== REQUIREMENT ==
Your task is to transcribe the records exactly, skipping every image.

:: SOURCE MATERIAL

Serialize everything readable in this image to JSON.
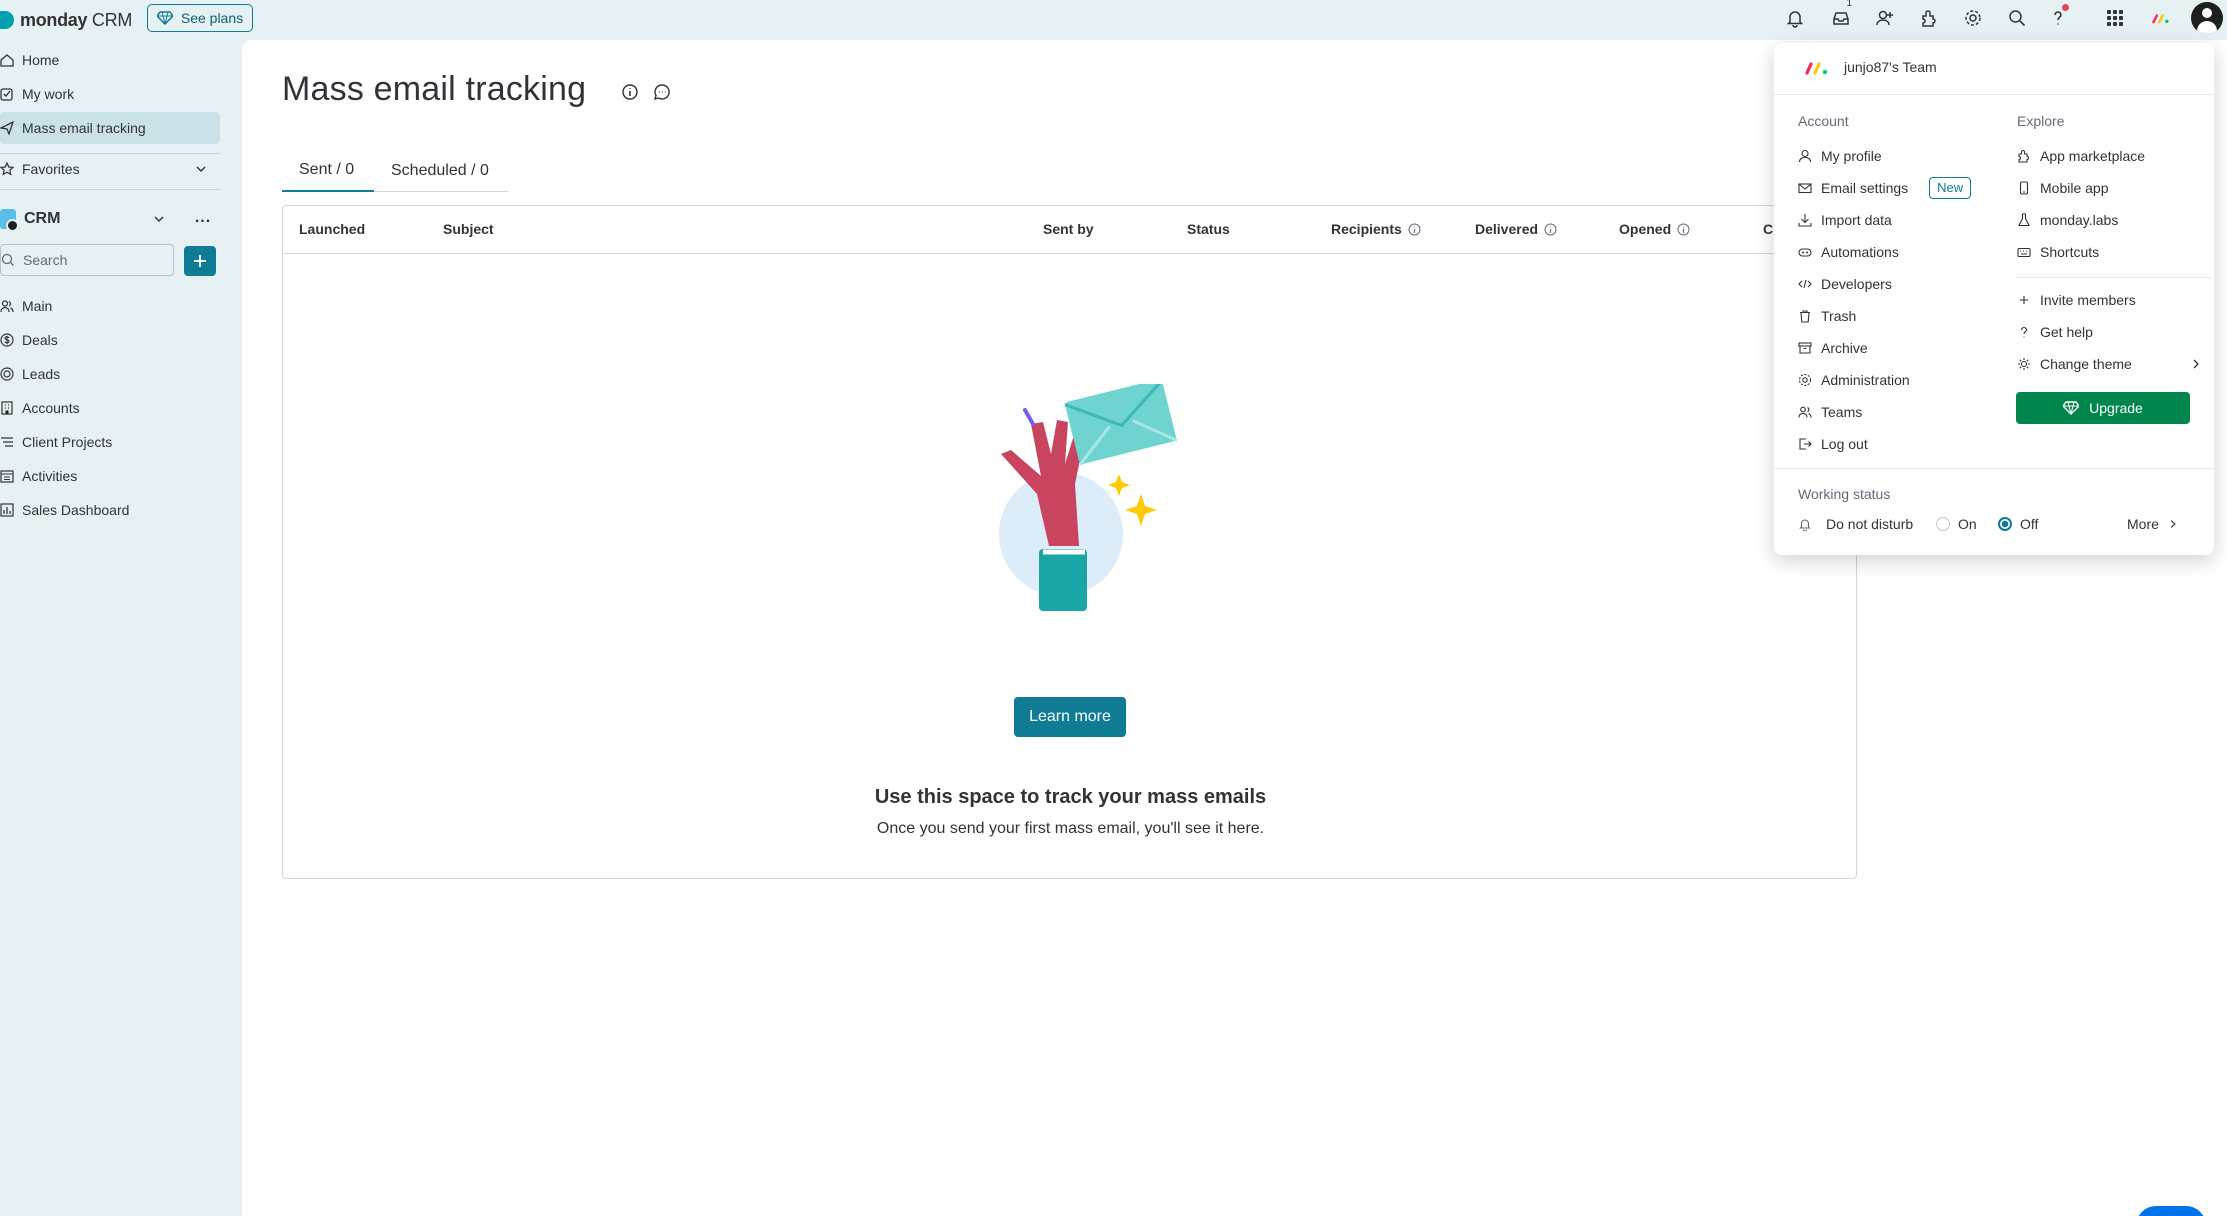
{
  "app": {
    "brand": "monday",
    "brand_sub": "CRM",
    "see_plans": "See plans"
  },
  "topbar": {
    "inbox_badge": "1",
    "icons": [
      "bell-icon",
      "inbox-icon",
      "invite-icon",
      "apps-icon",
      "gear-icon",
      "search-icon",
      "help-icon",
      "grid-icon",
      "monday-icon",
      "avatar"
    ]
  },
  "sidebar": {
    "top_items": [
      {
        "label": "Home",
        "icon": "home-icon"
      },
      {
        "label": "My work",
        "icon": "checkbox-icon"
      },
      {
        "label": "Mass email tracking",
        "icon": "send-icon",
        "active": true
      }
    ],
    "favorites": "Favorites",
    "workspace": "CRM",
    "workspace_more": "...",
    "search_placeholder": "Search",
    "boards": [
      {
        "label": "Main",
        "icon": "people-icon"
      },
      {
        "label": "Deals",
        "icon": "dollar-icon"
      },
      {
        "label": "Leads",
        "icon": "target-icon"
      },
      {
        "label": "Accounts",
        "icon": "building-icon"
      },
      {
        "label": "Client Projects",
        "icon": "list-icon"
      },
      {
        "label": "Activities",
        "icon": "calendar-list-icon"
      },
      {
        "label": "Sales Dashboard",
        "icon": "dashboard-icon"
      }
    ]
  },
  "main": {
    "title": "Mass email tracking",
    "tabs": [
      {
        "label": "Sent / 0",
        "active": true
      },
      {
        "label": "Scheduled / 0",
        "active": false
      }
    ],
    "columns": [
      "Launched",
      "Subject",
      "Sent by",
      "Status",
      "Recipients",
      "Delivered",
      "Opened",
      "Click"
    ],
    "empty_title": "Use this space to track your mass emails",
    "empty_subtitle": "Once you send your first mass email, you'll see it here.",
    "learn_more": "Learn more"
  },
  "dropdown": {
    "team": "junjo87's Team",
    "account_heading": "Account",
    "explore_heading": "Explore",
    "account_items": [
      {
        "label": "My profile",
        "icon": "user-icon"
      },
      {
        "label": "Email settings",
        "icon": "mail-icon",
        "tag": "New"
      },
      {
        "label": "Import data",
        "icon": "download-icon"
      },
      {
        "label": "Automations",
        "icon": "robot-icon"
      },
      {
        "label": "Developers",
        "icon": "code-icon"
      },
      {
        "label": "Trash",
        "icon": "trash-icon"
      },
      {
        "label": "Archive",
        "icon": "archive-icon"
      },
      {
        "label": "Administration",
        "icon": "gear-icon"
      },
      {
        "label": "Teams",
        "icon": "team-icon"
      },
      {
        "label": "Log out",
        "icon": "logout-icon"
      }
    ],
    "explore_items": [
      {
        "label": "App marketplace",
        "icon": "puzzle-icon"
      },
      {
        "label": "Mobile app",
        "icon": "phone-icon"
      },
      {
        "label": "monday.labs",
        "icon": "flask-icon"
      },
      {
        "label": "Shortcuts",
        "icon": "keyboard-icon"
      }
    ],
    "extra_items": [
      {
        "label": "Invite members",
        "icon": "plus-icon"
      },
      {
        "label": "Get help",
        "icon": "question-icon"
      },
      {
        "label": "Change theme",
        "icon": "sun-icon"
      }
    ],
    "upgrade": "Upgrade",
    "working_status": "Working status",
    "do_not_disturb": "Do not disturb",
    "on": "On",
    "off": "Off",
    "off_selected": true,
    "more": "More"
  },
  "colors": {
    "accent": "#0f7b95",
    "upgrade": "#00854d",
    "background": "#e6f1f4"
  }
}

::::

== WRITTEN ANSWER ==
Serialize everything readable in this image to JSON.
{
  "app": {
    "brand": "monday",
    "brand_sub": "CRM",
    "see_plans": "See plans"
  },
  "topbar": {
    "inbox_badge": "1",
    "icons": [
      "bell-icon",
      "inbox-icon",
      "invite-icon",
      "apps-icon",
      "gear-icon",
      "search-icon",
      "help-icon",
      "grid-icon",
      "monday-icon",
      "avatar"
    ]
  },
  "sidebar": {
    "top_items": [
      {
        "label": "Home",
        "icon": "home-icon"
      },
      {
        "label": "My work",
        "icon": "checkbox-icon"
      },
      {
        "label": "Mass email tracking",
        "icon": "send-icon",
        "active": true
      }
    ],
    "favorites": "Favorites",
    "workspace": "CRM",
    "workspace_more": "...",
    "search_placeholder": "Search",
    "boards": [
      {
        "label": "Main",
        "icon": "people-icon"
      },
      {
        "label": "Deals",
        "icon": "dollar-icon"
      },
      {
        "label": "Leads",
        "icon": "target-icon"
      },
      {
        "label": "Accounts",
        "icon": "building-icon"
      },
      {
        "label": "Client Projects",
        "icon": "list-icon"
      },
      {
        "label": "Activities",
        "icon": "calendar-list-icon"
      },
      {
        "label": "Sales Dashboard",
        "icon": "dashboard-icon"
      }
    ]
  },
  "main": {
    "title": "Mass email tracking",
    "tabs": [
      {
        "label": "Sent / 0",
        "active": true
      },
      {
        "label": "Scheduled / 0",
        "active": false
      }
    ],
    "columns": [
      "Launched",
      "Subject",
      "Sent by",
      "Status",
      "Recipients",
      "Delivered",
      "Opened",
      "Click"
    ],
    "empty_title": "Use this space to track your mass emails",
    "empty_subtitle": "Once you send your first mass email, you'll see it here.",
    "learn_more": "Learn more"
  },
  "dropdown": {
    "team": "junjo87's Team",
    "account_heading": "Account",
    "explore_heading": "Explore",
    "account_items": [
      {
        "label": "My profile",
        "icon": "user-icon"
      },
      {
        "label": "Email settings",
        "icon": "mail-icon",
        "tag": "New"
      },
      {
        "label": "Import data",
        "icon": "download-icon"
      },
      {
        "label": "Automations",
        "icon": "robot-icon"
      },
      {
        "label": "Developers",
        "icon": "code-icon"
      },
      {
        "label": "Trash",
        "icon": "trash-icon"
      },
      {
        "label": "Archive",
        "icon": "archive-icon"
      },
      {
        "label": "Administration",
        "icon": "gear-icon"
      },
      {
        "label": "Teams",
        "icon": "team-icon"
      },
      {
        "label": "Log out",
        "icon": "logout-icon"
      }
    ],
    "explore_items": [
      {
        "label": "App marketplace",
        "icon": "puzzle-icon"
      },
      {
        "label": "Mobile app",
        "icon": "phone-icon"
      },
      {
        "label": "monday.labs",
        "icon": "flask-icon"
      },
      {
        "label": "Shortcuts",
        "icon": "keyboard-icon"
      }
    ],
    "extra_items": [
      {
        "label": "Invite members",
        "icon": "plus-icon"
      },
      {
        "label": "Get help",
        "icon": "question-icon"
      },
      {
        "label": "Change theme",
        "icon": "sun-icon"
      }
    ],
    "upgrade": "Upgrade",
    "working_status": "Working status",
    "do_not_disturb": "Do not disturb",
    "on": "On",
    "off": "Off",
    "off_selected": true,
    "more": "More"
  },
  "colors": {
    "accent": "#0f7b95",
    "upgrade": "#00854d",
    "background": "#e6f1f4"
  }
}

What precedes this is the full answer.